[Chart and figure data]

========================

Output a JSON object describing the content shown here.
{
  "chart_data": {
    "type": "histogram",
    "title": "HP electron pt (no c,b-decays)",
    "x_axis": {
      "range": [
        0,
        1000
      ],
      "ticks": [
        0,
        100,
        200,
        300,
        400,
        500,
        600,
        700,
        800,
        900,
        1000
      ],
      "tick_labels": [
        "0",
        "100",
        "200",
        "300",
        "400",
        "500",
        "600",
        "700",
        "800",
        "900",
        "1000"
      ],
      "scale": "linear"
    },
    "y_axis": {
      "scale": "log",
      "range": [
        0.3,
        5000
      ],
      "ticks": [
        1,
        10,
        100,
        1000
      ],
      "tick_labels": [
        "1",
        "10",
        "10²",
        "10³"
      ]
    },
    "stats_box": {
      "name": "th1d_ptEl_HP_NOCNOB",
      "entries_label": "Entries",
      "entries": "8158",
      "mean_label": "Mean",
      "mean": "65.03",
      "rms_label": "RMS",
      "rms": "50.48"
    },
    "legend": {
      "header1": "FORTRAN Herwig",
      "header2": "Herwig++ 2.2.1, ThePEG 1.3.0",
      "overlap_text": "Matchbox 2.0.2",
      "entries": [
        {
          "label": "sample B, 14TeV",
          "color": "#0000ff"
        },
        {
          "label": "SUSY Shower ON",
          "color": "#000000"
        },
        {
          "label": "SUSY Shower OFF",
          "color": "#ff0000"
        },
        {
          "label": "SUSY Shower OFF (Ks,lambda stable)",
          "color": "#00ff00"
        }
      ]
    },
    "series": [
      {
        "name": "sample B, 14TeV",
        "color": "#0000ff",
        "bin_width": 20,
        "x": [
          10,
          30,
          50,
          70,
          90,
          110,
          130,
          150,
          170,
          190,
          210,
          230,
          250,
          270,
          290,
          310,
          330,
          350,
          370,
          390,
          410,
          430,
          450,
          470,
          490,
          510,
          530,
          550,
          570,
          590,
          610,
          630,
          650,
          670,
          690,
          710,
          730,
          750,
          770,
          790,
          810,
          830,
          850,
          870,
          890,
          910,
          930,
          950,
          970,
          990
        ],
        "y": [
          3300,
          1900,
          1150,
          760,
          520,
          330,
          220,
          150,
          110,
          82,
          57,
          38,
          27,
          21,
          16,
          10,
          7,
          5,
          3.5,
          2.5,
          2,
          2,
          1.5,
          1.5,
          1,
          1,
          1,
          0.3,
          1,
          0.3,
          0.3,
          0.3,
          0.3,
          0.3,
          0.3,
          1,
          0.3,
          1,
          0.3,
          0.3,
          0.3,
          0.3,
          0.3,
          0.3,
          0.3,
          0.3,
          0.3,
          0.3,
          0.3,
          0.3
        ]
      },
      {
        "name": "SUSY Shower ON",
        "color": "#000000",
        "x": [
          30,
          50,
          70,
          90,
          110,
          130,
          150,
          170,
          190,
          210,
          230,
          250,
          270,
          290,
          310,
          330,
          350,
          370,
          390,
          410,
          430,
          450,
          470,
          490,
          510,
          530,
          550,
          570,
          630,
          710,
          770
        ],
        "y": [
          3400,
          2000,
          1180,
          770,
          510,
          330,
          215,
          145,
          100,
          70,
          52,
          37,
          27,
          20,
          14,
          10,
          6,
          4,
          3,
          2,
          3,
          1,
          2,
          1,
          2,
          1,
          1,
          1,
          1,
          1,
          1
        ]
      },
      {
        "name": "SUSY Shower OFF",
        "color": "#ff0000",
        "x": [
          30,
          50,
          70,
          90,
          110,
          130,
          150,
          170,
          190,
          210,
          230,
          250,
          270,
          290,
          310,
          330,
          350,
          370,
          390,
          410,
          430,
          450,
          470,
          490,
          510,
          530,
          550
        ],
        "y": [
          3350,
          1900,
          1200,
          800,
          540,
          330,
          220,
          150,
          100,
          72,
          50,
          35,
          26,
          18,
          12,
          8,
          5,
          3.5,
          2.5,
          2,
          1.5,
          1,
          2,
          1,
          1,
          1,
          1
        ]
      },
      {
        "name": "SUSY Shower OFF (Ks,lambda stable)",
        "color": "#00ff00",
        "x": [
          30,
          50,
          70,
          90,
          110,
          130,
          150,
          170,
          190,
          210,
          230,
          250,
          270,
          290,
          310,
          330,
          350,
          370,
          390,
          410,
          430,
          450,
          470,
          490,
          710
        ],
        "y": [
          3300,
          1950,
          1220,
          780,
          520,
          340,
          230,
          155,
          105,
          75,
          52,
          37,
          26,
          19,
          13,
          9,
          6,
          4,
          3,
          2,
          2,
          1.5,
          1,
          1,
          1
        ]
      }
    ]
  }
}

========================

Objective:
Which lines in the data above contain "name"? Show each one.

Completed exercise:
      "name": "th1d_ptEl_HP_NOCNOB",
        "name": "sample B, 14TeV",
        "name": "SUSY Shower ON",
        "name": "SUSY Shower OFF",
        "name": "SUSY Shower OFF (Ks,lambda stable)",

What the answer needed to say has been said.